→ **Your task**
Can you write out all of the material below, word for word?

→ **Listing**
|---|

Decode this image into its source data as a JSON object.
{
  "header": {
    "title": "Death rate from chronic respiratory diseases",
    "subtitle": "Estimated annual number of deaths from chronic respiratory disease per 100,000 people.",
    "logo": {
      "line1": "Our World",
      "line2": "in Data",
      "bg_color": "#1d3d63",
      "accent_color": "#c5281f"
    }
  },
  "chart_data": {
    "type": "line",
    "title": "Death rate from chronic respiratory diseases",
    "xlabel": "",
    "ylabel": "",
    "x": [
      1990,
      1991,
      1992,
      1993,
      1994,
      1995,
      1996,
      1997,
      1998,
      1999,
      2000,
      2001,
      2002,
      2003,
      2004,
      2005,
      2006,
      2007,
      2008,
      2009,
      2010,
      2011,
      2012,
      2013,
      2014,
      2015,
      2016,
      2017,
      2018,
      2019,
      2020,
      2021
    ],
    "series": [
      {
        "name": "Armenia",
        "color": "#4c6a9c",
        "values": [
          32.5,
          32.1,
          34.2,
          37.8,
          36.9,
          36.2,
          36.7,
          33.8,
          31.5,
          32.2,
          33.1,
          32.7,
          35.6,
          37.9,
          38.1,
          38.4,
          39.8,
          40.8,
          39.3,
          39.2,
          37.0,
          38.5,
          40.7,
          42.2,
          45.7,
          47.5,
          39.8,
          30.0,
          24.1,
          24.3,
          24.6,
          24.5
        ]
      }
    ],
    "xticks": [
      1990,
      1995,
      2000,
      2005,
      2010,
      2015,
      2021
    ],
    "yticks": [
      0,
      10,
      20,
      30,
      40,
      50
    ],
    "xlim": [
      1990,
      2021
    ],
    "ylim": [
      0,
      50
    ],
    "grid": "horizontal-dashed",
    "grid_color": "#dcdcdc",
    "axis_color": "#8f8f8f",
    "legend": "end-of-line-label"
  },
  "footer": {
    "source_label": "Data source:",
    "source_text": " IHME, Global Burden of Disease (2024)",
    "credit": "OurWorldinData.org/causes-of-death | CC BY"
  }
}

|---|

→ **Result of this exercise**
Decode this image into its source data as a JSON object.
{
  "header": {
    "title": "Death rate from chronic respiratory diseases",
    "subtitle": "Estimated annual number of deaths from chronic respiratory disease per 100,000 people.",
    "logo": {
      "line1": "Our World",
      "line2": "in Data",
      "bg_color": "#1d3d63",
      "accent_color": "#c5281f"
    }
  },
  "chart_data": {
    "type": "line",
    "title": "Death rate from chronic respiratory diseases",
    "xlabel": "",
    "ylabel": "",
    "x": [
      1990,
      1991,
      1992,
      1993,
      1994,
      1995,
      1996,
      1997,
      1998,
      1999,
      2000,
      2001,
      2002,
      2003,
      2004,
      2005,
      2006,
      2007,
      2008,
      2009,
      2010,
      2011,
      2012,
      2013,
      2014,
      2015,
      2016,
      2017,
      2018,
      2019,
      2020,
      2021
    ],
    "series": [
      {
        "name": "Armenia",
        "color": "#4c6a9c",
        "values": [
          32.5,
          32.1,
          34.2,
          37.8,
          36.9,
          36.2,
          36.7,
          33.8,
          31.5,
          32.2,
          33.1,
          32.7,
          35.6,
          37.9,
          38.1,
          38.4,
          39.8,
          40.8,
          39.3,
          39.2,
          37.0,
          38.5,
          40.7,
          42.2,
          45.7,
          47.5,
          39.8,
          30.0,
          24.1,
          24.3,
          24.6,
          24.5
        ]
      }
    ],
    "xticks": [
      1990,
      1995,
      2000,
      2005,
      2010,
      2015,
      2021
    ],
    "yticks": [
      0,
      10,
      20,
      30,
      40,
      50
    ],
    "xlim": [
      1990,
      2021
    ],
    "ylim": [
      0,
      50
    ],
    "grid": "horizontal-dashed",
    "grid_color": "#dcdcdc",
    "axis_color": "#8f8f8f",
    "legend": "end-of-line-label"
  },
  "footer": {
    "source_label": "Data source:",
    "source_text": " IHME, Global Burden of Disease (2024)",
    "credit": "OurWorldinData.org/causes-of-death | CC BY"
  }
}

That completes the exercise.